Count, in the entries, the lines with "JSON". Answer with the number only.
** start of DATA ROWS **
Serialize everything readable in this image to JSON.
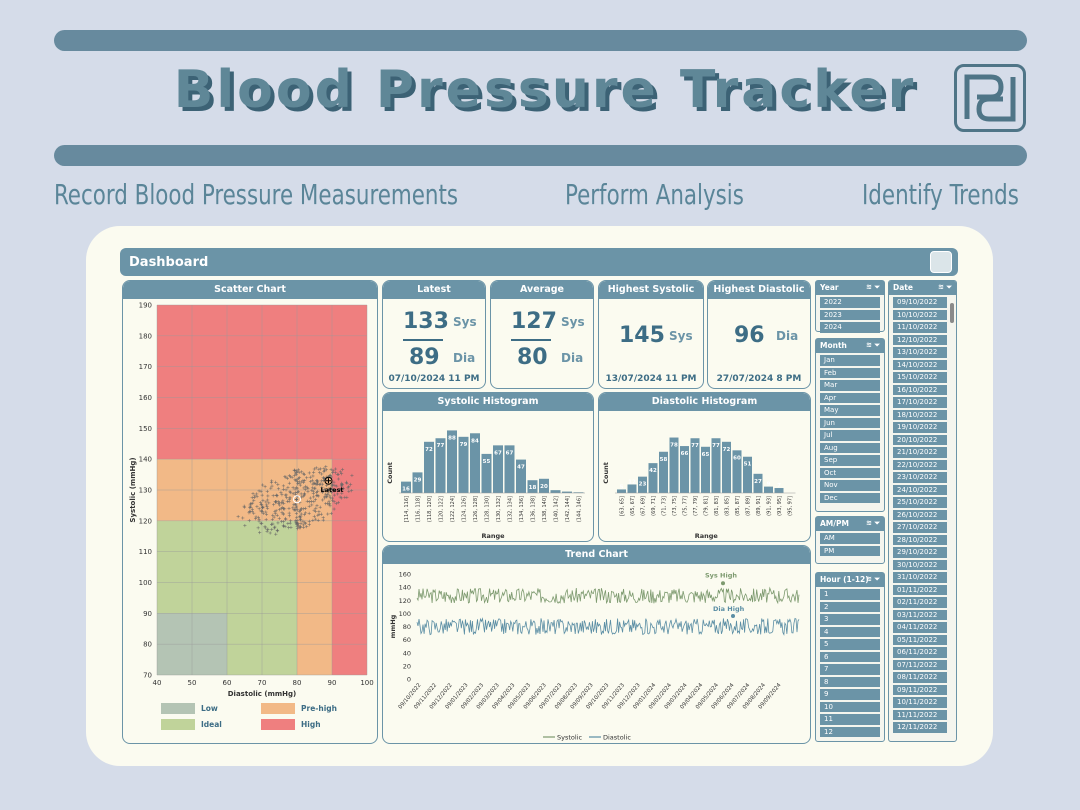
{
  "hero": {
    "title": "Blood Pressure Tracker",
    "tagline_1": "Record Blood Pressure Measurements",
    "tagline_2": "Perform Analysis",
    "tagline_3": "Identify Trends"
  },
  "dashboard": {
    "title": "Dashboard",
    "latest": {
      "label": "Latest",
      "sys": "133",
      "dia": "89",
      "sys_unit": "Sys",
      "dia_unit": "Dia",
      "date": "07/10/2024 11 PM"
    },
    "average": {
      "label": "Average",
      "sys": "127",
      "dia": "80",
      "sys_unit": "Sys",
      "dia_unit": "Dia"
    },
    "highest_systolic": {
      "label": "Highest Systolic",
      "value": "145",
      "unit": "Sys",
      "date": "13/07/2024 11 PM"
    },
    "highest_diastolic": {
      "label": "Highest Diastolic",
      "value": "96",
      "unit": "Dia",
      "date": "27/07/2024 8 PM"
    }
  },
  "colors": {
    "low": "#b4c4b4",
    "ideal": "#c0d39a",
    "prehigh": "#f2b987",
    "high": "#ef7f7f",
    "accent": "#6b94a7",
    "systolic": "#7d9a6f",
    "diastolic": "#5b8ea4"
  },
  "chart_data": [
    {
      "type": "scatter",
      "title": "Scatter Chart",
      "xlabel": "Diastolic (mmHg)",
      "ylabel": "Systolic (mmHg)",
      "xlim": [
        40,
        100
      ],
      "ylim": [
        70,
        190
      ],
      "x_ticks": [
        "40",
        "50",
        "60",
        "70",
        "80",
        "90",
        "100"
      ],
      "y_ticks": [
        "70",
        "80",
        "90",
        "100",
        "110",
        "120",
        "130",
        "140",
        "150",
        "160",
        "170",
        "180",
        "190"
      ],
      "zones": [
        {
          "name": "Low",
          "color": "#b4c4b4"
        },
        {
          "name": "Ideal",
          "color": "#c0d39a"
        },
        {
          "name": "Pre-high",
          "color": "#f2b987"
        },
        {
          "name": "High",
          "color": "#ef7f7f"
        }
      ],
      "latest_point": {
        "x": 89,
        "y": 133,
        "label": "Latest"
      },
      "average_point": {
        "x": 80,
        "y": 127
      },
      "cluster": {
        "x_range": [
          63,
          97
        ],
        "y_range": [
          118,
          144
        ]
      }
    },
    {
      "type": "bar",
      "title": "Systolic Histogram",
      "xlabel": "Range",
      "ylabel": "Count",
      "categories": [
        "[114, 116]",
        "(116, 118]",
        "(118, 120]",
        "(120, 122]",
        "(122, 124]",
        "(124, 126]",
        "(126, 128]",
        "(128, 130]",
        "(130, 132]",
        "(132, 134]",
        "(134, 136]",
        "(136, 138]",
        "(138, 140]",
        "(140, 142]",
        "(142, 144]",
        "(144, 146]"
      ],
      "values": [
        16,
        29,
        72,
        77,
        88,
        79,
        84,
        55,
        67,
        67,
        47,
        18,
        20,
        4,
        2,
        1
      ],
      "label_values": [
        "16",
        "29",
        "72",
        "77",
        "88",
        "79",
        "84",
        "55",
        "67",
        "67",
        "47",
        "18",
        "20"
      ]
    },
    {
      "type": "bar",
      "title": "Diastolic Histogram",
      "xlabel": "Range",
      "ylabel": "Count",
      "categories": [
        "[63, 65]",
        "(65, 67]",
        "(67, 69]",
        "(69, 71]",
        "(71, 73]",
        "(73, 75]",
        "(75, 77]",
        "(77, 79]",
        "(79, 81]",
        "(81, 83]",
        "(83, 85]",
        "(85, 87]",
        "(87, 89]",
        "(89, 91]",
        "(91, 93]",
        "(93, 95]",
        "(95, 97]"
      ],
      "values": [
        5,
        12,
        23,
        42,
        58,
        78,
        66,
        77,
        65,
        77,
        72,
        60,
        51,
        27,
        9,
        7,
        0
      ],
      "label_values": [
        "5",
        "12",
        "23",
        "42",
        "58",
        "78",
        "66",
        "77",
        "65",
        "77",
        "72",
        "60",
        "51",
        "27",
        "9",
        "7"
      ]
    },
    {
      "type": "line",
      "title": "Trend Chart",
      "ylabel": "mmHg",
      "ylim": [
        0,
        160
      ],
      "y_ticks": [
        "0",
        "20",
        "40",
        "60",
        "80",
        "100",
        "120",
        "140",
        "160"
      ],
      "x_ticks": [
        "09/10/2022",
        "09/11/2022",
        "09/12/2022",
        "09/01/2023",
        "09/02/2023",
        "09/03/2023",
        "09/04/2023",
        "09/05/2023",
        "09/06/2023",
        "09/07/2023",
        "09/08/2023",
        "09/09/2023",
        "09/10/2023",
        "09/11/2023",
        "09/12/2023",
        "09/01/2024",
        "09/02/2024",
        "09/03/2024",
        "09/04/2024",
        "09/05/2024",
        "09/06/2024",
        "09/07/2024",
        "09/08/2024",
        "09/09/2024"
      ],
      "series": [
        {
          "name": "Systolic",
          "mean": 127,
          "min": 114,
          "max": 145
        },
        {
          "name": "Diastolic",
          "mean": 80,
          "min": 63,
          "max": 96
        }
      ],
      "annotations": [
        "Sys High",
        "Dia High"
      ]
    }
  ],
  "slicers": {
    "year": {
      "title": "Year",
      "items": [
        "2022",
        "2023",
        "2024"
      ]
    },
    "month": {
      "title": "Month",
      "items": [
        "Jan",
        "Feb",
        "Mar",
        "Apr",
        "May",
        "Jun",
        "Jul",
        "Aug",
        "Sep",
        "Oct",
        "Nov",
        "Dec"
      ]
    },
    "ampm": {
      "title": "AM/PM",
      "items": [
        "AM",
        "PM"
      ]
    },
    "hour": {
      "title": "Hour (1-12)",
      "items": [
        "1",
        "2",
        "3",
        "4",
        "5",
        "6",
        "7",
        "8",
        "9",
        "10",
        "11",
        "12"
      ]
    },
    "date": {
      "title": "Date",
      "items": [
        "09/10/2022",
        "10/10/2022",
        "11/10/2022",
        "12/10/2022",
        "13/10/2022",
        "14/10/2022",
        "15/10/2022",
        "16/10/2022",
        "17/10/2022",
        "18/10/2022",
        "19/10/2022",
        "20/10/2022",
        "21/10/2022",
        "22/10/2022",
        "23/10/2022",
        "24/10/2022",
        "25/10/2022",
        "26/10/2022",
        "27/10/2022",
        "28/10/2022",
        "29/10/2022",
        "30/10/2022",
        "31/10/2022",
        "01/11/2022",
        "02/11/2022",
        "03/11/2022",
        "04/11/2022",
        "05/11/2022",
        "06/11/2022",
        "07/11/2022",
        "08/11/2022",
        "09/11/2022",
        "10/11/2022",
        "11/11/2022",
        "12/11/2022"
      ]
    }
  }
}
** end of DATA ROWS **
** start of DATA ROWS **
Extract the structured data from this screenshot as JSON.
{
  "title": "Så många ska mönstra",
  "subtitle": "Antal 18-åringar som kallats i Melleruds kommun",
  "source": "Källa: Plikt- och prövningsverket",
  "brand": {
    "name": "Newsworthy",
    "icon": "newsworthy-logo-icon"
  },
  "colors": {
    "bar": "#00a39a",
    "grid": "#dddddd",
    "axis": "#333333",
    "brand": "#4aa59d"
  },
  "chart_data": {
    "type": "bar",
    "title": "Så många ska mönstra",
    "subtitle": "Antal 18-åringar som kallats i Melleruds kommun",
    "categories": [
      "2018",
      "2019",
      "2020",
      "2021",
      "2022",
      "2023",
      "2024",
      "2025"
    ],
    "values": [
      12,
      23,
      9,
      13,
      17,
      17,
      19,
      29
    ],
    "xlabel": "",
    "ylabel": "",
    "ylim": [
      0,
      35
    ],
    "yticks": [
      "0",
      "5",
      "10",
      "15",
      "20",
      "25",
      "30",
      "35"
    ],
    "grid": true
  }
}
** end of DATA ROWS **
** start of DATA ROWS **
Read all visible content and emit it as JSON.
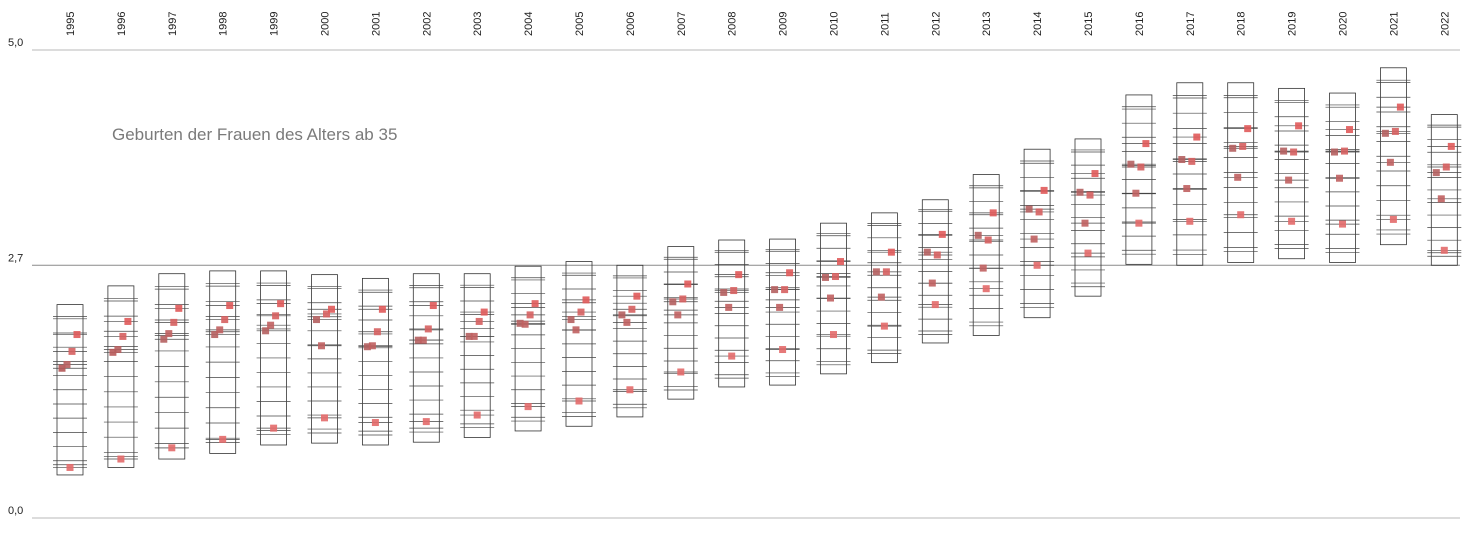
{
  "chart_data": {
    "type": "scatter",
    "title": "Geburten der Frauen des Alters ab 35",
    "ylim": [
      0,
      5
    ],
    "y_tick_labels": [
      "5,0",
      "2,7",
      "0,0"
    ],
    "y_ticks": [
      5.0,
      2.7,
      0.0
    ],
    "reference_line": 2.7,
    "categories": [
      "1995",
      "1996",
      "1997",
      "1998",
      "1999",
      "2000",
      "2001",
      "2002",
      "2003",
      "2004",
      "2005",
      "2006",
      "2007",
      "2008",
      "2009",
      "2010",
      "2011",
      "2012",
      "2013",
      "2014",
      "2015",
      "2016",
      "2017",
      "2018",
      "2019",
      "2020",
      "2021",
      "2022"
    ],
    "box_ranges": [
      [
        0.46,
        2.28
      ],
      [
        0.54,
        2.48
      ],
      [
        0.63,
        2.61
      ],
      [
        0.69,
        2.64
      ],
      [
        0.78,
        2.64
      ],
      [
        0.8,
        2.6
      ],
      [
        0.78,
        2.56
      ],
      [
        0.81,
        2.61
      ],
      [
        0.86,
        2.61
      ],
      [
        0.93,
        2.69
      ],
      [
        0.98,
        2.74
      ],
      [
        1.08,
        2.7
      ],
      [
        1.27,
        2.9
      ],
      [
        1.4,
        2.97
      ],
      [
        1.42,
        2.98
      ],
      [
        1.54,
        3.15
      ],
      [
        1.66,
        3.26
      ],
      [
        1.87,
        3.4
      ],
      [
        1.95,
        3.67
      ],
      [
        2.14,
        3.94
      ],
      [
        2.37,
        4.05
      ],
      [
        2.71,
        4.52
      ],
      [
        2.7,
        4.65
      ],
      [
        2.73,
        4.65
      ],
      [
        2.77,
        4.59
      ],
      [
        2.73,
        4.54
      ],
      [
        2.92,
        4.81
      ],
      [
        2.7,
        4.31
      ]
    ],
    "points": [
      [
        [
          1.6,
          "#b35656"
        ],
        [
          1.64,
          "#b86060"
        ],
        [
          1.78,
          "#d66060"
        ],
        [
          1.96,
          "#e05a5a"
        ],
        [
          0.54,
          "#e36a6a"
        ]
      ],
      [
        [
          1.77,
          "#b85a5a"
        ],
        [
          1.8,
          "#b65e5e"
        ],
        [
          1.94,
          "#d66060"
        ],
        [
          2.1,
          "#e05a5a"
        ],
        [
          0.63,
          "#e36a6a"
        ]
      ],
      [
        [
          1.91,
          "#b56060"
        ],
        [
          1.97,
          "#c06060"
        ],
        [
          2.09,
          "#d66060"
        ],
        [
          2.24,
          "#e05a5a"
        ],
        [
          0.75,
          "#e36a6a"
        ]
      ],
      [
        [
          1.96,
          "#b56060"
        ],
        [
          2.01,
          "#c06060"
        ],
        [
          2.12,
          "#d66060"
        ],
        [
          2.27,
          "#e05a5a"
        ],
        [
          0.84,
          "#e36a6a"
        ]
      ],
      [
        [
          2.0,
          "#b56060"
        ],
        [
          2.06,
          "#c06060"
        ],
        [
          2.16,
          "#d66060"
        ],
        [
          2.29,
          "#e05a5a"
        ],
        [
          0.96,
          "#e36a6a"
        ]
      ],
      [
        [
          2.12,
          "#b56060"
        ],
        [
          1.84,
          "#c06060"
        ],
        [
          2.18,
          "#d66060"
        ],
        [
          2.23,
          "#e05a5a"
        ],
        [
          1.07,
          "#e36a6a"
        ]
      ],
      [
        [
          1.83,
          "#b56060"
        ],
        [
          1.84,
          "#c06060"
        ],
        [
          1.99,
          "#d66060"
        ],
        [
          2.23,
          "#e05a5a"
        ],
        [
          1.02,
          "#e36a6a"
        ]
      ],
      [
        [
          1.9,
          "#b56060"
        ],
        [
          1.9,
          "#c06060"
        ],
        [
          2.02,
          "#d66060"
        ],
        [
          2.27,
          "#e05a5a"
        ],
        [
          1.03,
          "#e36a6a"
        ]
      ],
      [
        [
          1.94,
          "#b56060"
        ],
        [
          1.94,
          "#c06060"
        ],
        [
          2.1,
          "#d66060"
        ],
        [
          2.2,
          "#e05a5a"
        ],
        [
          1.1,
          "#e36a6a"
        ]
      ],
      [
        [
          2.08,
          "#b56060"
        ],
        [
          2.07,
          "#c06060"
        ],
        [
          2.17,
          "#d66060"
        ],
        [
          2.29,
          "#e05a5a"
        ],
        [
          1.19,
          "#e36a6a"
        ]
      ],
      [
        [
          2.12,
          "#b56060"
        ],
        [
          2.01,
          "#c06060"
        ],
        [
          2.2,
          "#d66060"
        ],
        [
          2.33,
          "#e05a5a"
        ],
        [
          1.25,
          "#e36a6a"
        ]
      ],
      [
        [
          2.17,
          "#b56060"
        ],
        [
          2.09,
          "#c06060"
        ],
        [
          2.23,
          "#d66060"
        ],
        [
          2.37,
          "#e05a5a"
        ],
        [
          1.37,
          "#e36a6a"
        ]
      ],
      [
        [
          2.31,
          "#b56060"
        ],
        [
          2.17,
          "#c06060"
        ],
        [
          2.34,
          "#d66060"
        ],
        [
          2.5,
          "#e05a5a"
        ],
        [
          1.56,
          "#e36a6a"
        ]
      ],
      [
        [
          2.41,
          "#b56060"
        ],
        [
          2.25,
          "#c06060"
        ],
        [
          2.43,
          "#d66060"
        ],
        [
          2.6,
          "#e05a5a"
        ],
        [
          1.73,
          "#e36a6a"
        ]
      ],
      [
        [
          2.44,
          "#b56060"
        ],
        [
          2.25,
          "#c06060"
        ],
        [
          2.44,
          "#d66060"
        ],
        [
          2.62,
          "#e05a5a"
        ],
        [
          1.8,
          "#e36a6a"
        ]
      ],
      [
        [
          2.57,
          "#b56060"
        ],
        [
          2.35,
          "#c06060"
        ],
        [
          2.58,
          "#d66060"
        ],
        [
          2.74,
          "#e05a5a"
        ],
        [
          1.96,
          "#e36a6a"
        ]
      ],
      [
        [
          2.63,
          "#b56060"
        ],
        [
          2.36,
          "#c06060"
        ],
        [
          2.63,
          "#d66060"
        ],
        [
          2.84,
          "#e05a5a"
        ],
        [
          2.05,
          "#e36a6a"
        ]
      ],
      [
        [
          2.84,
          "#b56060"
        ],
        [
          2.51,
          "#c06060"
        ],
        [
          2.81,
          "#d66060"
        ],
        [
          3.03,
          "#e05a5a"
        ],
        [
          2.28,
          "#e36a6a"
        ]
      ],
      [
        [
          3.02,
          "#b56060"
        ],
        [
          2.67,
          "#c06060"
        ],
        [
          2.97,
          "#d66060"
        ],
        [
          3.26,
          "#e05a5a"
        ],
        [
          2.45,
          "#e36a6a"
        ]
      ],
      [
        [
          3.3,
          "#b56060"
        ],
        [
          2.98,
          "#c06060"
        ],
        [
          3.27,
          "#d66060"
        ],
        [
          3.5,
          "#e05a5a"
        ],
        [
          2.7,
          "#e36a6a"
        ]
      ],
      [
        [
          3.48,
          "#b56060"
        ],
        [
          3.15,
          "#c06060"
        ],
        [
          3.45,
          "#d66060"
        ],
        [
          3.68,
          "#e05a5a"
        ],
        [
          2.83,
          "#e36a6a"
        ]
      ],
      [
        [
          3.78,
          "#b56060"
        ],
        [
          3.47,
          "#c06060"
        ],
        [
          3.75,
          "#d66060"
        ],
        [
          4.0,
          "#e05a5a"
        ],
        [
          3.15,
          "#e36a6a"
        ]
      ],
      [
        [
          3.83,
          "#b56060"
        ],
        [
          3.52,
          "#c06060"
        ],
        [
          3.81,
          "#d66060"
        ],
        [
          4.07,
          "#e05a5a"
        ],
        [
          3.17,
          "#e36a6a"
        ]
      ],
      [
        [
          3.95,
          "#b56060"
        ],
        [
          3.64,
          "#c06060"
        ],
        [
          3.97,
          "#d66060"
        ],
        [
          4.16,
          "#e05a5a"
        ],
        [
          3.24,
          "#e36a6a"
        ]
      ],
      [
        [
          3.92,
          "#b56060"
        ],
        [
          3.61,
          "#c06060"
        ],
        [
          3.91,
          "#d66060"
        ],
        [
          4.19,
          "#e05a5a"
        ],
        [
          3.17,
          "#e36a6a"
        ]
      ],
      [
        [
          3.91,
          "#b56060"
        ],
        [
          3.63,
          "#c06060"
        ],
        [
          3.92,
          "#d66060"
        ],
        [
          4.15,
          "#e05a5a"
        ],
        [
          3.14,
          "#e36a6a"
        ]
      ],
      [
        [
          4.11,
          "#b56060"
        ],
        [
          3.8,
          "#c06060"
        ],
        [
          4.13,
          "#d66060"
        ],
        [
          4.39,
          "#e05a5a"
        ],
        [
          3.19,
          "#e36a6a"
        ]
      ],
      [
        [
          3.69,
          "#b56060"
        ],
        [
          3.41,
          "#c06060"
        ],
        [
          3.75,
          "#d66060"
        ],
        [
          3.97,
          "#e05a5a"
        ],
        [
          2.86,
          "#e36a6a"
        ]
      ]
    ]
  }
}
** end of DATA ROWS **
RIGHT ANSWER:
3